:: What to work on ::
Copy every line of the records below where the word "home" occurs.

:: Data shown ::

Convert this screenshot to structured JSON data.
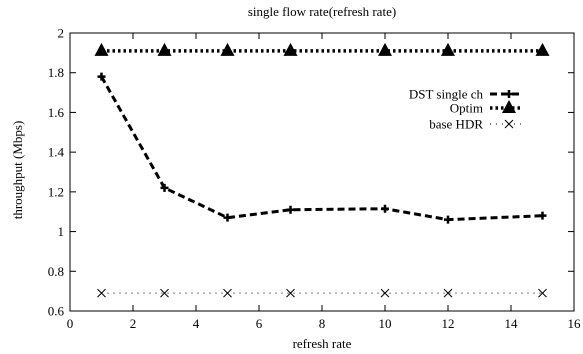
{
  "chart_data": {
    "type": "line",
    "title": "single flow rate(refresh rate)",
    "xlabel": "refresh rate",
    "ylabel": "throughput (Mbps)",
    "xlim": [
      0,
      16
    ],
    "ylim": [
      0.6,
      2
    ],
    "xticks": [
      0,
      2,
      4,
      6,
      8,
      10,
      12,
      14,
      16
    ],
    "yticks": [
      0.6,
      0.8,
      1,
      1.2,
      1.4,
      1.6,
      1.8,
      2
    ],
    "xtick_labels": [
      "0",
      "2",
      "4",
      "6",
      "8",
      "10",
      "12",
      "14",
      "16"
    ],
    "ytick_labels": [
      "0.6",
      "0.8",
      "1",
      "1.2",
      "1.4",
      "1.6",
      "1.8",
      "2"
    ],
    "grid": false,
    "legend_position": "top-right",
    "x": [
      1,
      3,
      5,
      7,
      10,
      12,
      15
    ],
    "series": [
      {
        "name": "DST single ch",
        "values": [
          1.78,
          1.22,
          1.07,
          1.11,
          1.115,
          1.06,
          1.08
        ],
        "marker": "plus",
        "line": "dashed-thick"
      },
      {
        "name": "Optim",
        "values": [
          1.91,
          1.91,
          1.91,
          1.91,
          1.91,
          1.91,
          1.91
        ],
        "marker": "triangle",
        "line": "dotted-thick"
      },
      {
        "name": "base HDR",
        "values": [
          0.69,
          0.69,
          0.69,
          0.69,
          0.69,
          0.69,
          0.69
        ],
        "marker": "cross",
        "line": "dotted-thin"
      }
    ]
  }
}
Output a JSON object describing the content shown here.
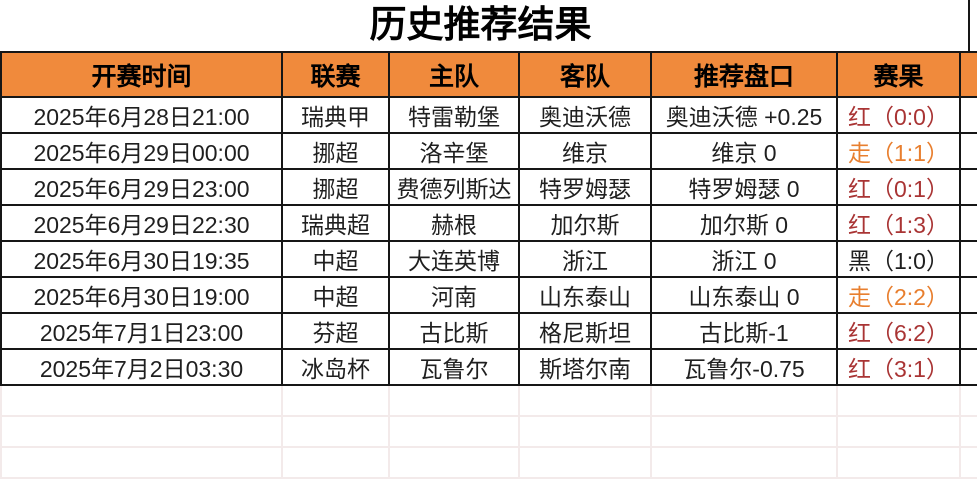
{
  "title": "历史推荐结果",
  "colors": {
    "header_bg": "#f08a3c",
    "border": "#161616",
    "faint_border": "#f3eaea",
    "text": "#1f1f1f",
    "result_red": "#a93434",
    "result_orange": "#e87f2f",
    "result_black": "#1f1f1f"
  },
  "table": {
    "columns": [
      {
        "label": "开赛时间"
      },
      {
        "label": "联赛"
      },
      {
        "label": "主队"
      },
      {
        "label": "客队"
      },
      {
        "label": "推荐盘口"
      },
      {
        "label": "赛果"
      }
    ],
    "rows": [
      {
        "time": "2025年6月28日21:00",
        "league": "瑞典甲",
        "home": "特雷勒堡",
        "away": "奥迪沃德",
        "handicap": "奥迪沃德 +0.25",
        "result": "红（0:0）",
        "status": "red"
      },
      {
        "time": "2025年6月29日00:00",
        "league": "挪超",
        "home": "洛辛堡",
        "away": "维京",
        "handicap": "维京 0",
        "result": "走（1:1）",
        "status": "orange"
      },
      {
        "time": "2025年6月29日23:00",
        "league": "挪超",
        "home": "费德列斯达",
        "away": "特罗姆瑟",
        "handicap": "特罗姆瑟 0",
        "result": "红（0:1）",
        "status": "red"
      },
      {
        "time": "2025年6月29日22:30",
        "league": "瑞典超",
        "home": "赫根",
        "away": "加尔斯",
        "handicap": "加尔斯 0",
        "result": "红（1:3）",
        "status": "red"
      },
      {
        "time": "2025年6月30日19:35",
        "league": "中超",
        "home": "大连英博",
        "away": "浙江",
        "handicap": "浙江 0",
        "result": "黑（1:0）",
        "status": "black"
      },
      {
        "time": "2025年6月30日19:00",
        "league": "中超",
        "home": "河南",
        "away": "山东泰山",
        "handicap": "山东泰山 0",
        "result": "走（2:2）",
        "status": "orange"
      },
      {
        "time": "2025年7月1日23:00",
        "league": "芬超",
        "home": "古比斯",
        "away": "格尼斯坦",
        "handicap": "古比斯-1",
        "result": "红（6:2）",
        "status": "red"
      },
      {
        "time": "2025年7月2日03:30",
        "league": "冰岛杯",
        "home": "瓦鲁尔",
        "away": "斯塔尔南",
        "handicap": "瓦鲁尔-0.75",
        "result": "红（3:1）",
        "status": "red"
      }
    ],
    "empty_row_count": 3
  }
}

:: Completed task ::
        "home": "特雷勒堡",
        "home": "洛辛堡",
        "home": "费德列斯达",
        "home": "赫根",
        "home": "大连英博",
        "home": "河南",
        "home": "古比斯",
        "home": "瓦鲁尔",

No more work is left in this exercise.